WRITTEN REQUEST
Going through the material below, please gather all lines with the word "JSON" in them.

- - - - -

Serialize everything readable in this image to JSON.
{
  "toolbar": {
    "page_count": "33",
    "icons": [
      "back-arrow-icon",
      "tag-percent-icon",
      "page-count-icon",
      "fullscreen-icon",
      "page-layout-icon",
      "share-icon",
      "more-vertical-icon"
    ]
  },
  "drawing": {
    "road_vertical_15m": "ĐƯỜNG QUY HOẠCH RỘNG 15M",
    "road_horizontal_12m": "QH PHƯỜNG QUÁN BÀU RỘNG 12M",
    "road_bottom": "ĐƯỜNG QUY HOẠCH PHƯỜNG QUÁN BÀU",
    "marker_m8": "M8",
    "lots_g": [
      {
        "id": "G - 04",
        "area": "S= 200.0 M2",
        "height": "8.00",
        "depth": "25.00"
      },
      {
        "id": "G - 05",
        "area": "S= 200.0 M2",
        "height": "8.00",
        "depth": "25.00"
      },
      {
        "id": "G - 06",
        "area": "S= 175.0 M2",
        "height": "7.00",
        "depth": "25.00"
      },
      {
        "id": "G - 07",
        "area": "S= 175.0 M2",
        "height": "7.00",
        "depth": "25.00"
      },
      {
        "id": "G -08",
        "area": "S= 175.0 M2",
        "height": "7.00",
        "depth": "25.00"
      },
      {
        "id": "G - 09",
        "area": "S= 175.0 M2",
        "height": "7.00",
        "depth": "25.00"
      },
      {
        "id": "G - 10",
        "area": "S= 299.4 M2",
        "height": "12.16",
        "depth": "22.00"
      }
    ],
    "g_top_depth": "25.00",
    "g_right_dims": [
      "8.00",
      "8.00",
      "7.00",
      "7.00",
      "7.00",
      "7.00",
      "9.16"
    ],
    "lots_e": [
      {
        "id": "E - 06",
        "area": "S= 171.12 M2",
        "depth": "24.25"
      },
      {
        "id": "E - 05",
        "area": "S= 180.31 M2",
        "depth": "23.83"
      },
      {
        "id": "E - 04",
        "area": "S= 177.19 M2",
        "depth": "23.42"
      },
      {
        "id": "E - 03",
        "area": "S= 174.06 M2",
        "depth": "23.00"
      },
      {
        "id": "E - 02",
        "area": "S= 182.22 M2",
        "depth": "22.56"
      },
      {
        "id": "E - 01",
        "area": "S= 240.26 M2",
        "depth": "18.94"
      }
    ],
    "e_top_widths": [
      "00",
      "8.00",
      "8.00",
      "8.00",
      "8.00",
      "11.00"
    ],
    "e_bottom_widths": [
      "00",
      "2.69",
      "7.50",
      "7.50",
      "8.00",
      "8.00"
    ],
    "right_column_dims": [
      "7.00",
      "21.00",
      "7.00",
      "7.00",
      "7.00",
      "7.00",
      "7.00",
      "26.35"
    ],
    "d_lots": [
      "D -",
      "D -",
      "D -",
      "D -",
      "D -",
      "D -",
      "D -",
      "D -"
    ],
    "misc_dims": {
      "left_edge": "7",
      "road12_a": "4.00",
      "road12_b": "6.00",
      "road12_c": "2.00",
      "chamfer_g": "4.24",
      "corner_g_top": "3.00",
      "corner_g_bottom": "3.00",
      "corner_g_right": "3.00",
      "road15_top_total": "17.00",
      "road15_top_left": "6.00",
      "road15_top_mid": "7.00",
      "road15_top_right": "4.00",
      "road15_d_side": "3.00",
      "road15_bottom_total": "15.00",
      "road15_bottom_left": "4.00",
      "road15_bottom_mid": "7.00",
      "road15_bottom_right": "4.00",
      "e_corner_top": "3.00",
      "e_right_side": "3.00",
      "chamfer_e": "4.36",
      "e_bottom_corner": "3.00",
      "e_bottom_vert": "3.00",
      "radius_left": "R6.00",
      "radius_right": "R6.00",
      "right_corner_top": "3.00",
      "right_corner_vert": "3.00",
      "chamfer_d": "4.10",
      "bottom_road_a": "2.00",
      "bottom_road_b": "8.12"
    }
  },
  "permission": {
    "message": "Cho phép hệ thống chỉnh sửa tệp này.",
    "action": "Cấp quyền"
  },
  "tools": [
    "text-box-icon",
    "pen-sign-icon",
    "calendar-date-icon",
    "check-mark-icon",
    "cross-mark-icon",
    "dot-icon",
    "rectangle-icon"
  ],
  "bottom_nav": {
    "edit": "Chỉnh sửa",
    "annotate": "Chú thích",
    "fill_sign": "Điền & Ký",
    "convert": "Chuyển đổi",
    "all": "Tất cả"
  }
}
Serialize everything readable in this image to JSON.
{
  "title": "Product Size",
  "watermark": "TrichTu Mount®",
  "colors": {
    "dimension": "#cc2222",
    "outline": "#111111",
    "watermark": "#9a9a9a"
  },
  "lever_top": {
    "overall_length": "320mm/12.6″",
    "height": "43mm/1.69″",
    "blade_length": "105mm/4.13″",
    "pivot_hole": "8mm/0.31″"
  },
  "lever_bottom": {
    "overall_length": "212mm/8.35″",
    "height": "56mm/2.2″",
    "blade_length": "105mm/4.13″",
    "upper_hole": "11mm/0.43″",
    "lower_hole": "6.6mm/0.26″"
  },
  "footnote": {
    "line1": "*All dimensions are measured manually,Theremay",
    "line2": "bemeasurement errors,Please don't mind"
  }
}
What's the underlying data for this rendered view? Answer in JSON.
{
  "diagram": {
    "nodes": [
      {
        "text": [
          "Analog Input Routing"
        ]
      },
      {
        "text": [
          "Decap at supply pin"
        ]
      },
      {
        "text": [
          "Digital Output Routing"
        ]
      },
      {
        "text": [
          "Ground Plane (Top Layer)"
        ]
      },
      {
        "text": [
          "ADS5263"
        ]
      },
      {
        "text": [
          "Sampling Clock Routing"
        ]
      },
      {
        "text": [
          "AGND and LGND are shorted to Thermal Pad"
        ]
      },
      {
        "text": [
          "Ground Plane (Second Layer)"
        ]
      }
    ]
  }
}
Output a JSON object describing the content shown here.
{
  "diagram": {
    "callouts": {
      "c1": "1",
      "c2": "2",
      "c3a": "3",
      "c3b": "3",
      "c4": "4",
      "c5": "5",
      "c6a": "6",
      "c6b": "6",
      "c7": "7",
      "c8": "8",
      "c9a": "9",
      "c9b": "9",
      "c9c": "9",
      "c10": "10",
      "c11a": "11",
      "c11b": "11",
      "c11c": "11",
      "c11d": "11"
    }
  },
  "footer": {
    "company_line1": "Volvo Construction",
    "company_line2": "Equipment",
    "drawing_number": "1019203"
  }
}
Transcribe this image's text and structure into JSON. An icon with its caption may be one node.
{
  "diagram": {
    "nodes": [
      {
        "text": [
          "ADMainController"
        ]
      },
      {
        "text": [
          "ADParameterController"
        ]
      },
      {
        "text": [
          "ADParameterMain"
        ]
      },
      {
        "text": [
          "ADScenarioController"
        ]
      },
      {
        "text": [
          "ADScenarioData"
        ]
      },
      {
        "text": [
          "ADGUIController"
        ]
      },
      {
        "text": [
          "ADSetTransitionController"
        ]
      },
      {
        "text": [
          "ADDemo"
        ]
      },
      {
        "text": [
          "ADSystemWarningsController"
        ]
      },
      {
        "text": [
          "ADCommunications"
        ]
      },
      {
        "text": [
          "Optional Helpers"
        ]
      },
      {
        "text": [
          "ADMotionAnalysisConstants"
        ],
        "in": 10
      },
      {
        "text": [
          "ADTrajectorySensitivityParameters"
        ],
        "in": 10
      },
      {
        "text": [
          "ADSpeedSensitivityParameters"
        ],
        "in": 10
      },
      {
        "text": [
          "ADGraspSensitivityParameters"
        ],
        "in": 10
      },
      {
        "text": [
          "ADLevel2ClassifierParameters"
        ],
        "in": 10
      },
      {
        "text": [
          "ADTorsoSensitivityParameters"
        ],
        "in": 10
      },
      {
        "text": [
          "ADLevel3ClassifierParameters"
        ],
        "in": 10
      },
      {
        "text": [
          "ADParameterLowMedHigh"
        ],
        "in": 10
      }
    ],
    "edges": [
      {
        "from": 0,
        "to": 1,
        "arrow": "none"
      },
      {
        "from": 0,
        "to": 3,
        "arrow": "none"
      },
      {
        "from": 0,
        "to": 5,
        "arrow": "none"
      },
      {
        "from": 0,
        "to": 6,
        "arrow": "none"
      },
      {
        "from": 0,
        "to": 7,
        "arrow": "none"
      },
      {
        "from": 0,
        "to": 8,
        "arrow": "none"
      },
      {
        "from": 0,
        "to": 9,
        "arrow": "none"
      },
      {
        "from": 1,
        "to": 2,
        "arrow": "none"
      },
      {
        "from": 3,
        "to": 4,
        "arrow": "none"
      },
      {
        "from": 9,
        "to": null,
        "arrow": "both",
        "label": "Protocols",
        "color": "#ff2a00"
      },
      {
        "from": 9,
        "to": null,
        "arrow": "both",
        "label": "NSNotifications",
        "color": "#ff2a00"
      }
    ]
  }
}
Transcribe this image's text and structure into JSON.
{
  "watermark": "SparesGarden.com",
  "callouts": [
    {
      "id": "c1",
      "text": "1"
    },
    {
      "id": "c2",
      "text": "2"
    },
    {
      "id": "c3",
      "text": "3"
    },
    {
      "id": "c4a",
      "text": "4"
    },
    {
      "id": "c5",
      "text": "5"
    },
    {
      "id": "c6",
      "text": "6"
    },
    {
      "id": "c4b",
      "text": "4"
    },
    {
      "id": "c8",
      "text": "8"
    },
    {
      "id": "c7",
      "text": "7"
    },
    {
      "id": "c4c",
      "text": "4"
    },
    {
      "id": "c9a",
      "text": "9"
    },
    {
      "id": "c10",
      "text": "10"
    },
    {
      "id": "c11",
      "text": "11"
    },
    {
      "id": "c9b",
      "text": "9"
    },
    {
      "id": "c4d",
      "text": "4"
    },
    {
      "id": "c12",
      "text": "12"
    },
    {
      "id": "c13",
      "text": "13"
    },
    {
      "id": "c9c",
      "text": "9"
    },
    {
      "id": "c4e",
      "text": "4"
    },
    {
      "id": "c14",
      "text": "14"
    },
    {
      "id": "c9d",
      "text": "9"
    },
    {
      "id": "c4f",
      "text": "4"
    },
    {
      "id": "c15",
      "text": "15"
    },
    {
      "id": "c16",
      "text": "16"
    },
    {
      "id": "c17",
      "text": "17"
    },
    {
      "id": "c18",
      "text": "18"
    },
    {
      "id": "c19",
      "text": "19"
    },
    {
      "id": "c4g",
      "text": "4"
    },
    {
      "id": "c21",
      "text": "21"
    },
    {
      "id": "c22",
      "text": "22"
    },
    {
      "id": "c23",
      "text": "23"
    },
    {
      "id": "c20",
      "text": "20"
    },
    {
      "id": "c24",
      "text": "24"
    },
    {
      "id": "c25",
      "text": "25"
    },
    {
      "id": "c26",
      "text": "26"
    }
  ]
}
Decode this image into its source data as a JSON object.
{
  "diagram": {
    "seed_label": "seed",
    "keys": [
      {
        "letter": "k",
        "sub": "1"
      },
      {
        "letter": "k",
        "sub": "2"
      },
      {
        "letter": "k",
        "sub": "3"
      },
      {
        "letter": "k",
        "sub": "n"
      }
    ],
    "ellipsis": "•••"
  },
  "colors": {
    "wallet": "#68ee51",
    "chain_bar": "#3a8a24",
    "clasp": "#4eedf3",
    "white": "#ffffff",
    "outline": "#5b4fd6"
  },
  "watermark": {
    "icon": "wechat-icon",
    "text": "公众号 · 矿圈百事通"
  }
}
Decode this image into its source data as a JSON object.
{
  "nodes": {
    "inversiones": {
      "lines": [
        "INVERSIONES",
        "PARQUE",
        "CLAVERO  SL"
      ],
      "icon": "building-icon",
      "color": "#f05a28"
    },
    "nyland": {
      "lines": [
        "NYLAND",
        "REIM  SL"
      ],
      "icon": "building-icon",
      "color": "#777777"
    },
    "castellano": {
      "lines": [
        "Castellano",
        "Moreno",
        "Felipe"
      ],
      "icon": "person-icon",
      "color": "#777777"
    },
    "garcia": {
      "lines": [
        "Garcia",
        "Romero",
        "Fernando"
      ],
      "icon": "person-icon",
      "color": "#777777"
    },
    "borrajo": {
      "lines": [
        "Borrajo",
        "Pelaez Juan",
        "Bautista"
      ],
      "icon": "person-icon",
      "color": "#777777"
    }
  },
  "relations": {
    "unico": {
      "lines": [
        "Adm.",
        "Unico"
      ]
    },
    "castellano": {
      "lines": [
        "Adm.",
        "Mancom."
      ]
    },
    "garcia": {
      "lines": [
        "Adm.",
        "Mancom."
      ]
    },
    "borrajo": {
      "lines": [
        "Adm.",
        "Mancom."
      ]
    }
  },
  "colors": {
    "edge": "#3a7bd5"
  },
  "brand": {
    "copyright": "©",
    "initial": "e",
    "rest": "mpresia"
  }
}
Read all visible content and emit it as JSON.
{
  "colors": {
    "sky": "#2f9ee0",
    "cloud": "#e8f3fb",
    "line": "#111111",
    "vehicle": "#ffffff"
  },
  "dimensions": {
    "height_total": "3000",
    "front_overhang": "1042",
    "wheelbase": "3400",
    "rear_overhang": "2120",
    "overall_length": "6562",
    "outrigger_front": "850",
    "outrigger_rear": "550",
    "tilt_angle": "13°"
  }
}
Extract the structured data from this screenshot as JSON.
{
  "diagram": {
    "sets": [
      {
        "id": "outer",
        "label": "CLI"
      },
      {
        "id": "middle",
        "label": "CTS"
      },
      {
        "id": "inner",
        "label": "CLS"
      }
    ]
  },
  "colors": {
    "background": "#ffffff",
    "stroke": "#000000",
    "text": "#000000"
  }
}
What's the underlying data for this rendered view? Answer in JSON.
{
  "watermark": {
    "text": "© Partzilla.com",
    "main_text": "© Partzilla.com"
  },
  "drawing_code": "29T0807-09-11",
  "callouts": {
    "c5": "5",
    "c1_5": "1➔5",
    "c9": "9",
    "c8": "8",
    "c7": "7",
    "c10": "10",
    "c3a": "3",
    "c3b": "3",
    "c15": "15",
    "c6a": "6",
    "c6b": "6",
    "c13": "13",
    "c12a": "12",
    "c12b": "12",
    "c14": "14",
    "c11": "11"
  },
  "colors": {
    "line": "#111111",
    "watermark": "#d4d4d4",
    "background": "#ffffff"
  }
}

- - - - -

EXERCISE SOLUTION
Serialize everything readable in this image to JSON.
Serialize everything readable in this image to JSON.
What's the underlying data for this rendered view? Answer in JSON.
Output a JSON object describing the content shown here.
Transcribe this image's text and structure into JSON. An icon with its caption may be one node.
Transcribe this image's text and structure into JSON.
Decode this image into its source data as a JSON object.
Decode this image into its source data as a JSON object.
Read all visible content and emit it as JSON.
Extract the structured data from this screenshot as JSON.
What's the underlying data for this rendered view? Answer in JSON.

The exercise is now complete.